Transcribe the listing in full, excluding any pictures.

Provided data:
►
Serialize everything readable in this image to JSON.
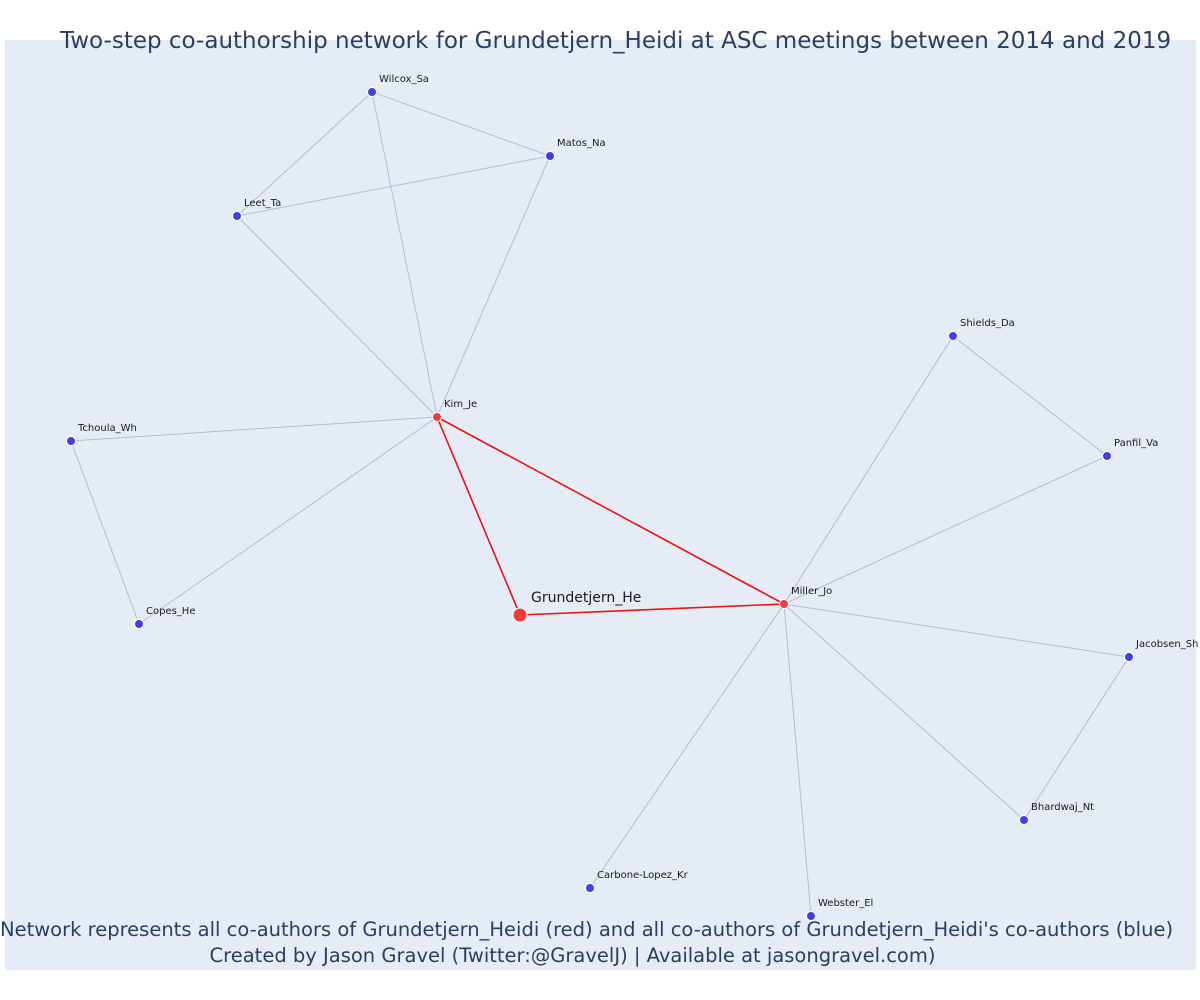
{
  "title": "Two-step co-authorship network for Grundetjern_Heidi at ASC meetings between 2014 and 2019",
  "caption_line1": "Network represents all co-authors of Grundetjern_Heidi (red) and all co-authors of Grundetjern_Heidi's co-authors (blue)",
  "caption_line2": "Created by Jason Gravel (Twitter:@GravelJ) | Available at jasongravel.com)",
  "colors": {
    "background": "#e5ecf6",
    "direct_node": "#ef3b3b",
    "indirect_node": "#4040e6",
    "direct_edge": "#ee1111",
    "indirect_edge": "#b8bccb",
    "text": "#2a3f5f"
  },
  "nodes": [
    {
      "id": "Grundetjern_He",
      "label": "Grundetjern_He",
      "group": "ego"
    },
    {
      "id": "Kim_Je",
      "label": "Kim_Je",
      "group": "coauthor"
    },
    {
      "id": "Miller_Jo",
      "label": "Miller_Jo",
      "group": "coauthor"
    },
    {
      "id": "Wilcox_Sa",
      "label": "Wilcox_Sa",
      "group": "second"
    },
    {
      "id": "Matos_Na",
      "label": "Matos_Na",
      "group": "second"
    },
    {
      "id": "Leet_Ta",
      "label": "Leet_Ta",
      "group": "second"
    },
    {
      "id": "Tchoula_Wh",
      "label": "Tchoula_Wh",
      "group": "second"
    },
    {
      "id": "Copes_He",
      "label": "Copes_He",
      "group": "second"
    },
    {
      "id": "Shields_Da",
      "label": "Shields_Da",
      "group": "second"
    },
    {
      "id": "Panfil_Va",
      "label": "Panfil_Va",
      "group": "second"
    },
    {
      "id": "Jacobsen_Sh",
      "label": "Jacobsen_Sh",
      "group": "second"
    },
    {
      "id": "Bhardwaj_Nt",
      "label": "Bhardwaj_Nt",
      "group": "second"
    },
    {
      "id": "Carbone-Lopez_Kr",
      "label": "Carbone-Lopez_Kr",
      "group": "second"
    },
    {
      "id": "Webster_El",
      "label": "Webster_El",
      "group": "second"
    }
  ],
  "edges": [
    {
      "source": "Grundetjern_He",
      "target": "Kim_Je",
      "type": "direct"
    },
    {
      "source": "Grundetjern_He",
      "target": "Miller_Jo",
      "type": "direct"
    },
    {
      "source": "Kim_Je",
      "target": "Miller_Jo",
      "type": "direct"
    },
    {
      "source": "Kim_Je",
      "target": "Wilcox_Sa",
      "type": "indirect"
    },
    {
      "source": "Kim_Je",
      "target": "Matos_Na",
      "type": "indirect"
    },
    {
      "source": "Kim_Je",
      "target": "Leet_Ta",
      "type": "indirect"
    },
    {
      "source": "Kim_Je",
      "target": "Tchoula_Wh",
      "type": "indirect"
    },
    {
      "source": "Kim_Je",
      "target": "Copes_He",
      "type": "indirect"
    },
    {
      "source": "Wilcox_Sa",
      "target": "Matos_Na",
      "type": "indirect"
    },
    {
      "source": "Wilcox_Sa",
      "target": "Leet_Ta",
      "type": "indirect"
    },
    {
      "source": "Leet_Ta",
      "target": "Matos_Na",
      "type": "indirect"
    },
    {
      "source": "Tchoula_Wh",
      "target": "Copes_He",
      "type": "indirect"
    },
    {
      "source": "Miller_Jo",
      "target": "Shields_Da",
      "type": "indirect"
    },
    {
      "source": "Miller_Jo",
      "target": "Panfil_Va",
      "type": "indirect"
    },
    {
      "source": "Miller_Jo",
      "target": "Jacobsen_Sh",
      "type": "indirect"
    },
    {
      "source": "Miller_Jo",
      "target": "Bhardwaj_Nt",
      "type": "indirect"
    },
    {
      "source": "Miller_Jo",
      "target": "Carbone-Lopez_Kr",
      "type": "indirect"
    },
    {
      "source": "Miller_Jo",
      "target": "Webster_El",
      "type": "indirect"
    },
    {
      "source": "Shields_Da",
      "target": "Panfil_Va",
      "type": "indirect"
    },
    {
      "source": "Jacobsen_Sh",
      "target": "Bhardwaj_Nt",
      "type": "indirect"
    }
  ]
}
◄
Task solution:
Serialize everything readable in this image to JSON.
{
  "title": "Two-step co-authorship network for Grundetjern_Heidi at ASC meetings between 2014 and 2019",
  "caption_line1": "Network represents all co-authors of Grundetjern_Heidi (red) and all co-authors of Grundetjern_Heidi's co-authors (blue)",
  "caption_line2": "Created by Jason Gravel (Twitter:@GravelJ) | Available at jasongravel.com)",
  "colors": {
    "background": "#e5ecf6",
    "direct_node": "#ef3b3b",
    "indirect_node": "#4040e6",
    "direct_edge": "#ee1111",
    "indirect_edge": "#b8bccb",
    "text": "#2a3f5f"
  },
  "nodes": [
    {
      "id": "Grundetjern_He",
      "label": "Grundetjern_He",
      "group": "ego"
    },
    {
      "id": "Kim_Je",
      "label": "Kim_Je",
      "group": "coauthor"
    },
    {
      "id": "Miller_Jo",
      "label": "Miller_Jo",
      "group": "coauthor"
    },
    {
      "id": "Wilcox_Sa",
      "label": "Wilcox_Sa",
      "group": "second"
    },
    {
      "id": "Matos_Na",
      "label": "Matos_Na",
      "group": "second"
    },
    {
      "id": "Leet_Ta",
      "label": "Leet_Ta",
      "group": "second"
    },
    {
      "id": "Tchoula_Wh",
      "label": "Tchoula_Wh",
      "group": "second"
    },
    {
      "id": "Copes_He",
      "label": "Copes_He",
      "group": "second"
    },
    {
      "id": "Shields_Da",
      "label": "Shields_Da",
      "group": "second"
    },
    {
      "id": "Panfil_Va",
      "label": "Panfil_Va",
      "group": "second"
    },
    {
      "id": "Jacobsen_Sh",
      "label": "Jacobsen_Sh",
      "group": "second"
    },
    {
      "id": "Bhardwaj_Nt",
      "label": "Bhardwaj_Nt",
      "group": "second"
    },
    {
      "id": "Carbone-Lopez_Kr",
      "label": "Carbone-Lopez_Kr",
      "group": "second"
    },
    {
      "id": "Webster_El",
      "label": "Webster_El",
      "group": "second"
    }
  ],
  "edges": [
    {
      "source": "Grundetjern_He",
      "target": "Kim_Je",
      "type": "direct"
    },
    {
      "source": "Grundetjern_He",
      "target": "Miller_Jo",
      "type": "direct"
    },
    {
      "source": "Kim_Je",
      "target": "Miller_Jo",
      "type": "direct"
    },
    {
      "source": "Kim_Je",
      "target": "Wilcox_Sa",
      "type": "indirect"
    },
    {
      "source": "Kim_Je",
      "target": "Matos_Na",
      "type": "indirect"
    },
    {
      "source": "Kim_Je",
      "target": "Leet_Ta",
      "type": "indirect"
    },
    {
      "source": "Kim_Je",
      "target": "Tchoula_Wh",
      "type": "indirect"
    },
    {
      "source": "Kim_Je",
      "target": "Copes_He",
      "type": "indirect"
    },
    {
      "source": "Wilcox_Sa",
      "target": "Matos_Na",
      "type": "indirect"
    },
    {
      "source": "Wilcox_Sa",
      "target": "Leet_Ta",
      "type": "indirect"
    },
    {
      "source": "Leet_Ta",
      "target": "Matos_Na",
      "type": "indirect"
    },
    {
      "source": "Tchoula_Wh",
      "target": "Copes_He",
      "type": "indirect"
    },
    {
      "source": "Miller_Jo",
      "target": "Shields_Da",
      "type": "indirect"
    },
    {
      "source": "Miller_Jo",
      "target": "Panfil_Va",
      "type": "indirect"
    },
    {
      "source": "Miller_Jo",
      "target": "Jacobsen_Sh",
      "type": "indirect"
    },
    {
      "source": "Miller_Jo",
      "target": "Bhardwaj_Nt",
      "type": "indirect"
    },
    {
      "source": "Miller_Jo",
      "target": "Carbone-Lopez_Kr",
      "type": "indirect"
    },
    {
      "source": "Miller_Jo",
      "target": "Webster_El",
      "type": "indirect"
    },
    {
      "source": "Shields_Da",
      "target": "Panfil_Va",
      "type": "indirect"
    },
    {
      "source": "Jacobsen_Sh",
      "target": "Bhardwaj_Nt",
      "type": "indirect"
    }
  ]
}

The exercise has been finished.